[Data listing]
## Start

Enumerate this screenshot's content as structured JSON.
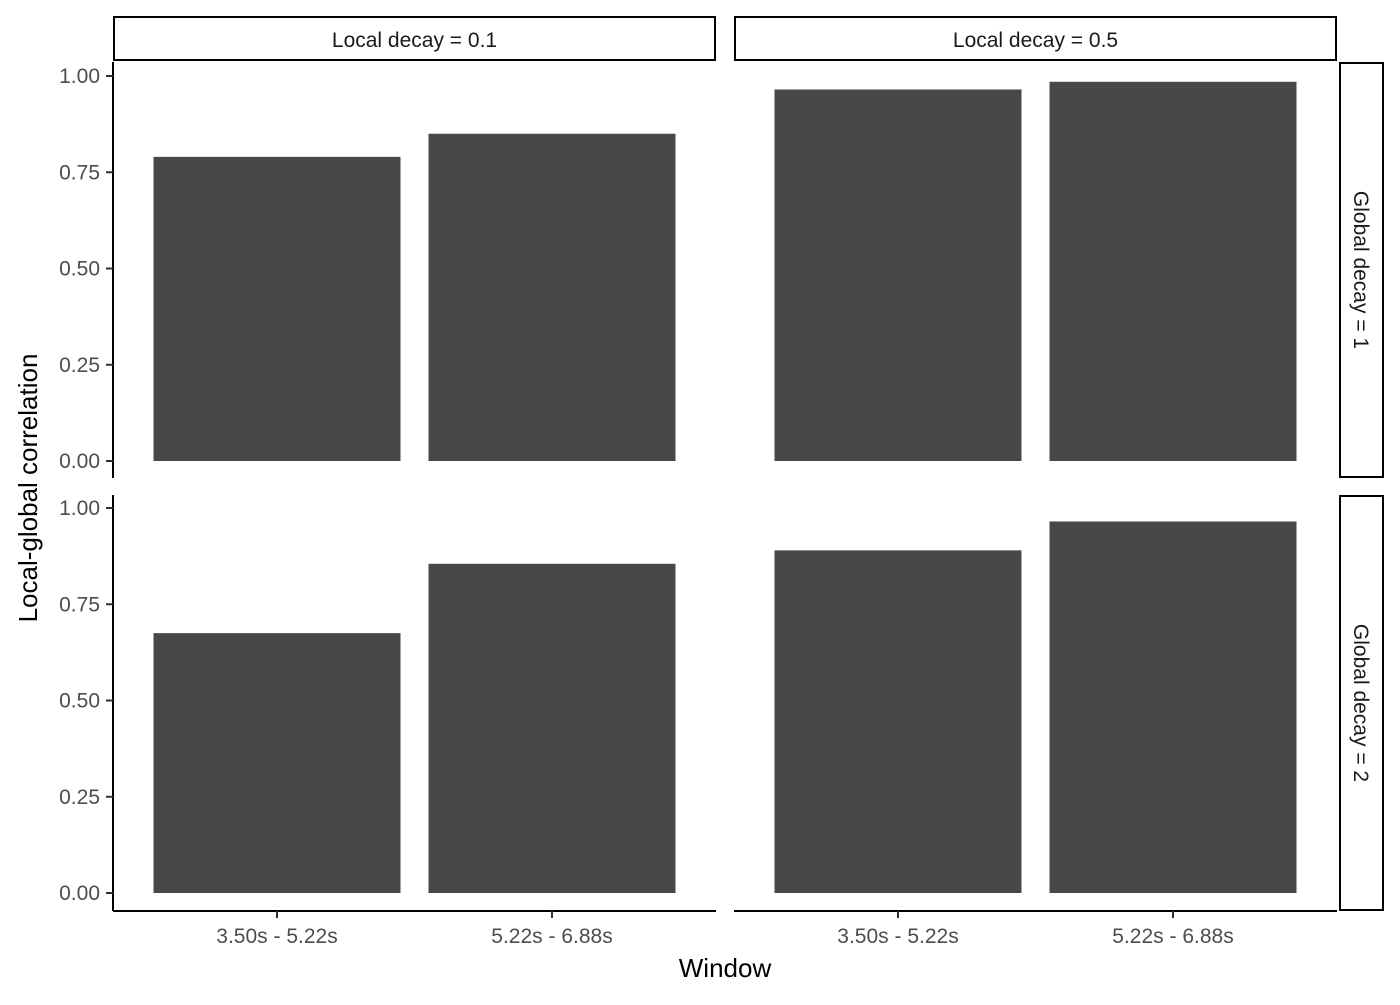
{
  "chart_data": {
    "type": "bar",
    "xlabel": "Window",
    "ylabel": "Local-global correlation",
    "categories": [
      "3.50s - 5.22s",
      "5.22s - 6.88s"
    ],
    "ylim": [
      0,
      1.05
    ],
    "yticks": [
      "0.00",
      "0.25",
      "0.50",
      "0.75",
      "1.00"
    ],
    "ytick_values": [
      0,
      0.25,
      0.5,
      0.75,
      1.0
    ],
    "col_facets": [
      "Local decay = 0.1",
      "Local decay = 0.5"
    ],
    "row_facets": [
      "Global decay = 1",
      "Global decay = 2"
    ],
    "bar_color": "#484848",
    "grid": false,
    "panels": [
      {
        "col": 0,
        "row": 0,
        "values": [
          0.79,
          0.85
        ]
      },
      {
        "col": 1,
        "row": 0,
        "values": [
          0.965,
          0.985
        ]
      },
      {
        "col": 0,
        "row": 1,
        "values": [
          0.675,
          0.855
        ]
      },
      {
        "col": 1,
        "row": 1,
        "values": [
          0.89,
          0.965
        ]
      }
    ]
  }
}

## End

→ **WHAT IS BEING ASKED**
Your task is an exact transcription of all the data, minus the pictures.

→ **OUTPUT FOR THIS TASK**
Enumerate this screenshot's content as structured JSON.
{
  "chart_data": {
    "type": "bar",
    "xlabel": "Window",
    "ylabel": "Local-global correlation",
    "categories": [
      "3.50s - 5.22s",
      "5.22s - 6.88s"
    ],
    "ylim": [
      0,
      1.05
    ],
    "yticks": [
      "0.00",
      "0.25",
      "0.50",
      "0.75",
      "1.00"
    ],
    "ytick_values": [
      0,
      0.25,
      0.5,
      0.75,
      1.0
    ],
    "col_facets": [
      "Local decay = 0.1",
      "Local decay = 0.5"
    ],
    "row_facets": [
      "Global decay = 1",
      "Global decay = 2"
    ],
    "bar_color": "#484848",
    "grid": false,
    "panels": [
      {
        "col": 0,
        "row": 0,
        "values": [
          0.79,
          0.85
        ]
      },
      {
        "col": 1,
        "row": 0,
        "values": [
          0.965,
          0.985
        ]
      },
      {
        "col": 0,
        "row": 1,
        "values": [
          0.675,
          0.855
        ]
      },
      {
        "col": 1,
        "row": 1,
        "values": [
          0.89,
          0.965
        ]
      }
    ]
  }
}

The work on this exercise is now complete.